◆ Texto del ejercicio:
El bienestar emocional de los españoles ha sufrido un revés estadístico en los últimos años. Según la Encuesta de Salud de España, los cuadros depresivos severos han aumentado 5,5 puntos respecto a 2020, situando la tasa de prevalencia en el 8,0% de las personas con 15 años o más.
“Añadir vida a los años estimulando el cerebro”
Este incremento en la fragilidad mental coincide con una etapa de la vida, a partir de los 65 años, donde el cese de la actividad laboral puede derivar en un peligroso sedentarismo social y físico.
La paradoja es que, aunque el 74% de la población valora su estado de salud como bueno o muy bueno, esta percepción es significativamente menor en las mujeres (70,2%) frente a los hombres (78%), una brecha que se acentúa a medida que se cumplen años.
Para los psicólogos, la clave no está solo en "añadir años a la vida, sino vida a los años" a través de rutinas que estimulen el cerebro y el ánimo.
"El aislamiento es el mayor enemigo de la salud mental en la tercera edad. Actividades como el ajedrez o las reuniones sociales son ejercicios de reserva cognitiva que retrasan el deterioro y previenen estados de ánimo negativos", explican los especialistas del sector tales como el doctor Agustín Torres.
Las cuatro piezas para un envejecimiento activo
Para combatir este repunte de la depresión, el Ministerio de Educación, Formación Profesional y Deporte, junto al Consejo Superior de Deportes, proponen cuatro pilares fundamentales que actúan como protectores naturales del sistema nervioso:
- Pasear al aire libre (al menos 30 minutos diarios): La luz solar y el movimiento rítmico regulan la serotonina. Según los datos de hábitos deportivos, el hábito de caminar es el más extendido: el 83,1% de los españoles entre 65 y 74 años sale a pasear a diario para mantener la forma.

◆ Datos mostrados:
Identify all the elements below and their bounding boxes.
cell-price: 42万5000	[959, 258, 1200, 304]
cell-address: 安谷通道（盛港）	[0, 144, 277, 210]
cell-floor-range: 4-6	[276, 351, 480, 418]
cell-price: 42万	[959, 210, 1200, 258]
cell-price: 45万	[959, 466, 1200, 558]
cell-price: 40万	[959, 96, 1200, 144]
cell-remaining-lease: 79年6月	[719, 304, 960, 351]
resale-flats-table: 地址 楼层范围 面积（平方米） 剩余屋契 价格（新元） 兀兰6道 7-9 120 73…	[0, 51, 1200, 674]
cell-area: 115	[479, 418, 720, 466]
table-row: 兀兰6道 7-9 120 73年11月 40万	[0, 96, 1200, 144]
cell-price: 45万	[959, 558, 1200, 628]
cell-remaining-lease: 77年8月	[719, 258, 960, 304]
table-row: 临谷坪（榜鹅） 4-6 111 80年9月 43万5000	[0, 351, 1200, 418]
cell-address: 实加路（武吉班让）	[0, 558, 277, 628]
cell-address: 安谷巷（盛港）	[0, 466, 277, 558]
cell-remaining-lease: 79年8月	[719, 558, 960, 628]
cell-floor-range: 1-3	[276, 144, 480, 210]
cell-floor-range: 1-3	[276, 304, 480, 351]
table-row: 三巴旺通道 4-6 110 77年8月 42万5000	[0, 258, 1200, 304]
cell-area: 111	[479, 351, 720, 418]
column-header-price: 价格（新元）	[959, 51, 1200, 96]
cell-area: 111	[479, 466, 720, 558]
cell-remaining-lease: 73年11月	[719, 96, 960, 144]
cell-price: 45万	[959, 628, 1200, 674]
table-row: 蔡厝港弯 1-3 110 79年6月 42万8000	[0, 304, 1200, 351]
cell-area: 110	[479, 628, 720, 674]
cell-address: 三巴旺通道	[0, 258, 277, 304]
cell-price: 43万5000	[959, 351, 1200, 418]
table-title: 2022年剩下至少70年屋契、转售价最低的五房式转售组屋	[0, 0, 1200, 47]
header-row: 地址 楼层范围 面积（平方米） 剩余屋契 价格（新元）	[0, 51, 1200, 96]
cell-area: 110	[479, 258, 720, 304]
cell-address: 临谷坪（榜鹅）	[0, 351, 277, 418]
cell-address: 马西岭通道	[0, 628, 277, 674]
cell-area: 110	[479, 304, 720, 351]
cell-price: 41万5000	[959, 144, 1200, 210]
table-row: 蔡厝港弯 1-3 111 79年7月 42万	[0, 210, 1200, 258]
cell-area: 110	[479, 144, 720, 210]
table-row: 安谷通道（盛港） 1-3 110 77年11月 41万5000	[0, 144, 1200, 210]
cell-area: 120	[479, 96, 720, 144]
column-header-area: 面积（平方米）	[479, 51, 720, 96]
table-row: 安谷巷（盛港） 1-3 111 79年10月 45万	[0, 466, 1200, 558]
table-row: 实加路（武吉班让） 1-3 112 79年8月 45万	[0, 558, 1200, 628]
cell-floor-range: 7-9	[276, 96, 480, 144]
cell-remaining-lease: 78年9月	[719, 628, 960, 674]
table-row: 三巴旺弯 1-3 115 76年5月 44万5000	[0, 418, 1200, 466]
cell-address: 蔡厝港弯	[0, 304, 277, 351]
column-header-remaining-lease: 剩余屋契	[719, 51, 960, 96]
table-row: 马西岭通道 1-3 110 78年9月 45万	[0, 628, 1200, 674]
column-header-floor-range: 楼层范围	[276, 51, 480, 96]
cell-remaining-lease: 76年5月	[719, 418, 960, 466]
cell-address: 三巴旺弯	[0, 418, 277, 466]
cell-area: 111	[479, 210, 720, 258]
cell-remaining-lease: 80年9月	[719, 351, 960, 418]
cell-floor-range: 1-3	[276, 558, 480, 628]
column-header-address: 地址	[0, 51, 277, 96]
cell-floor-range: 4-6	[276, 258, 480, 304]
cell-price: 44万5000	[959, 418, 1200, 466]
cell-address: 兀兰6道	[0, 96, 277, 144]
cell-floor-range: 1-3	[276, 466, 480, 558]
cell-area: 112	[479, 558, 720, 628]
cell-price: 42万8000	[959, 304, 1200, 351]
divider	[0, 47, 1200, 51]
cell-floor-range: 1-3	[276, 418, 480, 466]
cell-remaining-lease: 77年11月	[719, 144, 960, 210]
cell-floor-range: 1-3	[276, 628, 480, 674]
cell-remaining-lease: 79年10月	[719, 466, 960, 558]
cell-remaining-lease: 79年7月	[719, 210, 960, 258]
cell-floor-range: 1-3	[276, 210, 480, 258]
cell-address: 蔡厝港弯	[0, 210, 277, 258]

◆ Enunciado 1:
Por favor, reproduce el fragmento del texto del ejercicio comprendido entre "Este incremento en" y "y el ánimo.", ambos incluidos, sustituyendo "sedentarismo" por "inmovilismo".
◆ Enunciado 2:
Según el texto del ejercicio, ¿qué porcentaje de las mujeres valora su estado de salud como bueno o muy bueno?

◆ Resultado esperado 1:
Este incremento en la fragilidad mental coincide con una etapa de la vida, a partir de los 65 años, donde el cese de la actividad laboral puede derivar en un peligroso inmovilismo social y físico.
La paradoja es que, aunque el 74% de la población valora su estado de salud como bueno o muy bueno, esta percepción es significativamente menor en las mujeres (70,2%) frente a los hombres (78%), una brecha que se acentúa a medida que se cumplen años.
Para los psicólogos, la clave no está solo en "añadir años a la vida, sino vida a los años" a través de rutinas que estimulen el cerebro y el ánimo.

◆ Resultado esperado 2:
El 70,2%.